§ What to produce
The answer is the line with "Extract the chart's" and every line after it to the end of the listing, retyped exactly. Pictures do not belong in it.

_ _ _

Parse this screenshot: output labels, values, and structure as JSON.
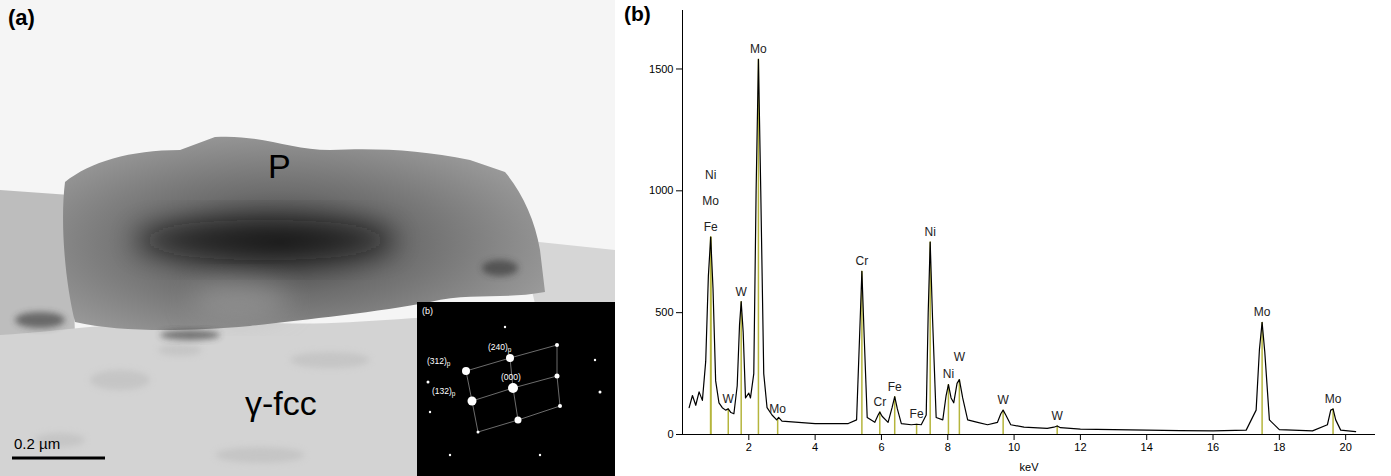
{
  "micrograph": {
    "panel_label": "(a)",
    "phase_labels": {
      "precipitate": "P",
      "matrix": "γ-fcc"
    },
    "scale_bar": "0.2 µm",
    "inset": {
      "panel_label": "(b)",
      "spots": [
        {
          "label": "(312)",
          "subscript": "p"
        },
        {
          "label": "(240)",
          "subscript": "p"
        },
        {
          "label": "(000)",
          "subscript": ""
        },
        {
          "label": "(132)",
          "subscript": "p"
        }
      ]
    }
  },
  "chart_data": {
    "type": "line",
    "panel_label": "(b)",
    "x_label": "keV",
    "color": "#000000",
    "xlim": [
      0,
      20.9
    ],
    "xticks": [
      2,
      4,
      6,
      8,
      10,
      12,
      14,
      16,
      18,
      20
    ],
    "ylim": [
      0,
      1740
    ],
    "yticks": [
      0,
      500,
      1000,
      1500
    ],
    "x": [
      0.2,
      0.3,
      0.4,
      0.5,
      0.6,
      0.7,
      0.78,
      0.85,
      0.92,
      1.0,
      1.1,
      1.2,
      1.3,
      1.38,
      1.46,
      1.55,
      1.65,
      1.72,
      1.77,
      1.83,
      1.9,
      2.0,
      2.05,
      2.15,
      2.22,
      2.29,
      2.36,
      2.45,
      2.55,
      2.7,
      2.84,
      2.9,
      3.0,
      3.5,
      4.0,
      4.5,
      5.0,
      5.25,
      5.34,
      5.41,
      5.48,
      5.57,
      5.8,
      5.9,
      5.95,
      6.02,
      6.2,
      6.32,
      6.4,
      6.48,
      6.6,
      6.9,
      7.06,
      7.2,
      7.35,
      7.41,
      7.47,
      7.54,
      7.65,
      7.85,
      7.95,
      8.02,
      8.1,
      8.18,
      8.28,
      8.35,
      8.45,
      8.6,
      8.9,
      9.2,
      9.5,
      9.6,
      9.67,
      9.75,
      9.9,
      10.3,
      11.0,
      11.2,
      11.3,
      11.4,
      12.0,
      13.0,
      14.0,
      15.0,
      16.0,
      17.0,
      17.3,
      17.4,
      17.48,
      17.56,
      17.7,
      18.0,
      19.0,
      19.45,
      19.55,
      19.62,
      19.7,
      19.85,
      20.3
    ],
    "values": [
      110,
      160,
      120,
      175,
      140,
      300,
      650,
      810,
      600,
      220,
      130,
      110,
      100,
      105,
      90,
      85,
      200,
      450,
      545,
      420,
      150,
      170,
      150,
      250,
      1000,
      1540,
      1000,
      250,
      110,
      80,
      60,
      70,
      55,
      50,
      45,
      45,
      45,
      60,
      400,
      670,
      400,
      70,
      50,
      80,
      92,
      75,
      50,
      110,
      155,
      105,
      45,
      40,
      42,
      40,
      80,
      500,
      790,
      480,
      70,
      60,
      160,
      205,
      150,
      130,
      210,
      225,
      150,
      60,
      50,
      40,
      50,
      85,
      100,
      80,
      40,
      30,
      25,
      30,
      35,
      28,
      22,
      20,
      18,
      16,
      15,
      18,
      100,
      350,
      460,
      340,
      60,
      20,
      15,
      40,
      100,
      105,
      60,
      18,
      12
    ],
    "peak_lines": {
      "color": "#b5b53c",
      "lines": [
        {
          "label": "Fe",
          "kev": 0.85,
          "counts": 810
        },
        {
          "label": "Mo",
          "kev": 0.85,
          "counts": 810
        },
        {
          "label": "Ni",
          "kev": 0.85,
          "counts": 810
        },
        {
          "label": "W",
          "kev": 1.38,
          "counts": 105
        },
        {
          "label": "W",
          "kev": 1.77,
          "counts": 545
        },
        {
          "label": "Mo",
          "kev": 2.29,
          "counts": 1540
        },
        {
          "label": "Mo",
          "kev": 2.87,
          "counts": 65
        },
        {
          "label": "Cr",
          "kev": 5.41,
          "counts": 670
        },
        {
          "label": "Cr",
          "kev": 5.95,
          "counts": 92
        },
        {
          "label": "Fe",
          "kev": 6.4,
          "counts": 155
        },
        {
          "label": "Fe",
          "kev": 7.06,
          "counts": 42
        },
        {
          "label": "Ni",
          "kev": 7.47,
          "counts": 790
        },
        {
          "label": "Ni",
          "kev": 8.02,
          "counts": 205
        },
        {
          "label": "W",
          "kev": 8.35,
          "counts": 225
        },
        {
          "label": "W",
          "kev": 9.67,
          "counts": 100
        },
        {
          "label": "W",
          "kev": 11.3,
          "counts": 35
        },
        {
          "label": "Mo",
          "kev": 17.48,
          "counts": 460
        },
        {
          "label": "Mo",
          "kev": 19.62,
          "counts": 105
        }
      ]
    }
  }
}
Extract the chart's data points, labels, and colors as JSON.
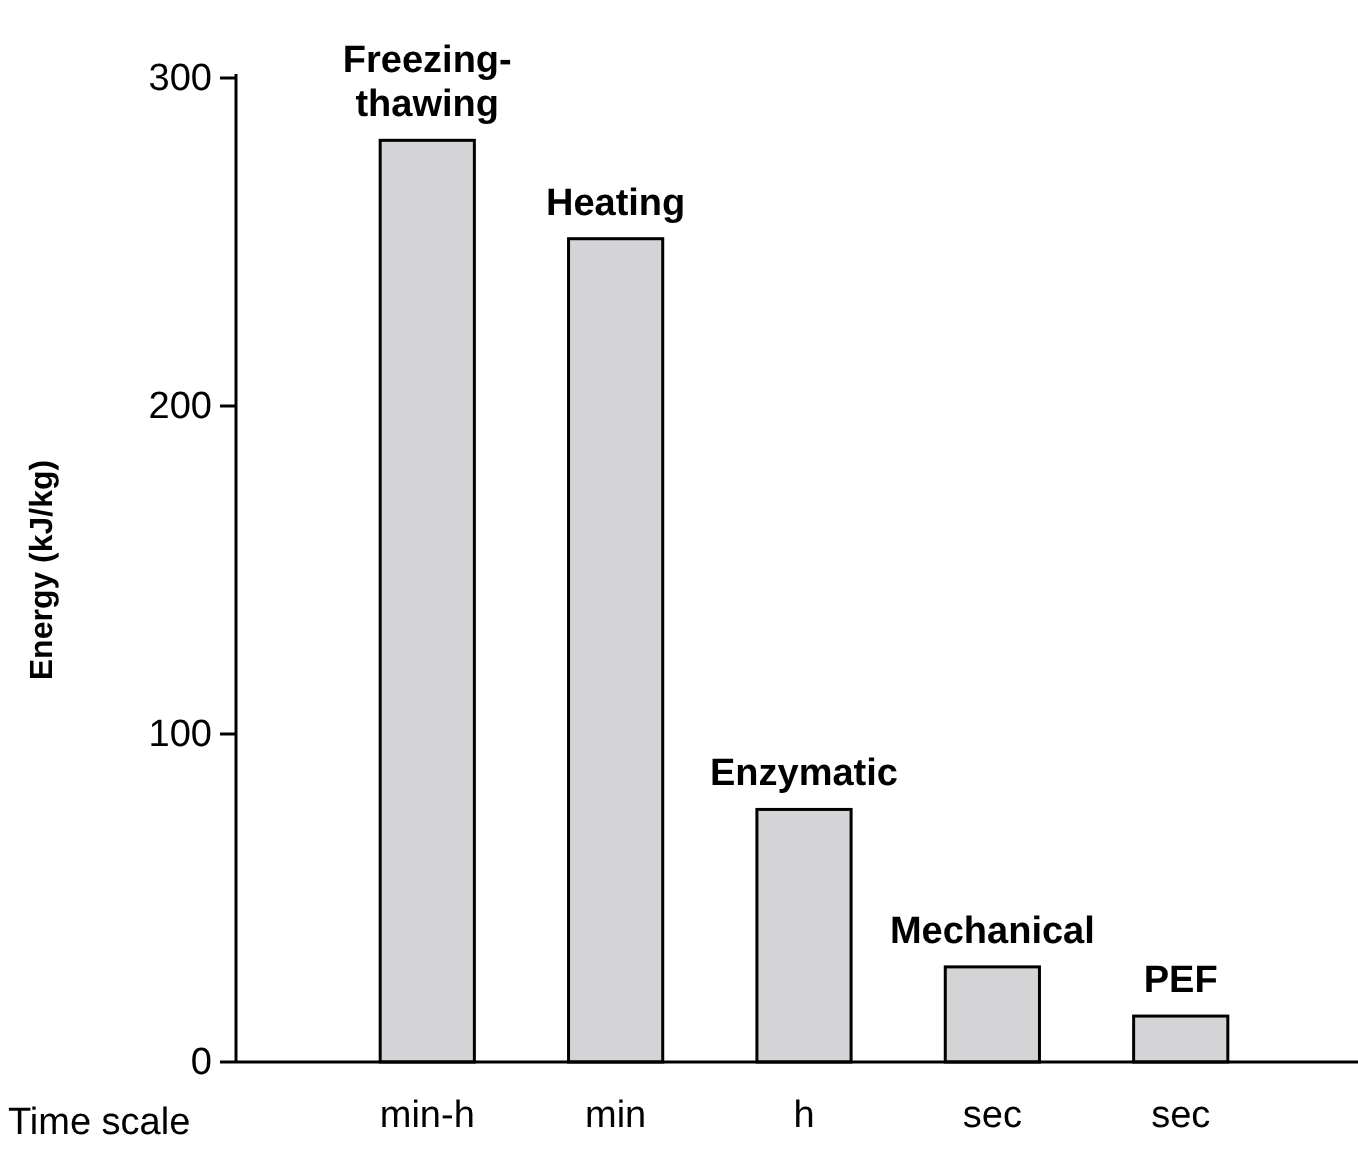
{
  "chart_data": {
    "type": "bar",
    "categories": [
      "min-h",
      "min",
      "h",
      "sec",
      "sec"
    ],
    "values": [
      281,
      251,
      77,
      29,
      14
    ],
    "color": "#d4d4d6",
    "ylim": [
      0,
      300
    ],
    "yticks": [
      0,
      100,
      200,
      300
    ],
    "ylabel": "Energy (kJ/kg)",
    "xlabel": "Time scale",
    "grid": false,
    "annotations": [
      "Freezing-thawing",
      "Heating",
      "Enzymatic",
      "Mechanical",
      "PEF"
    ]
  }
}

_ _ _

§ Task result
Extract the chart's data points, labels, and colors as JSON.
{
  "chart_data": {
    "type": "bar",
    "categories": [
      "min-h",
      "min",
      "h",
      "sec",
      "sec"
    ],
    "values": [
      281,
      251,
      77,
      29,
      14
    ],
    "color": "#d4d4d6",
    "ylim": [
      0,
      300
    ],
    "yticks": [
      0,
      100,
      200,
      300
    ],
    "ylabel": "Energy (kJ/kg)",
    "xlabel": "Time scale",
    "grid": false,
    "annotations": [
      "Freezing-thawing",
      "Heating",
      "Enzymatic",
      "Mechanical",
      "PEF"
    ]
  }
}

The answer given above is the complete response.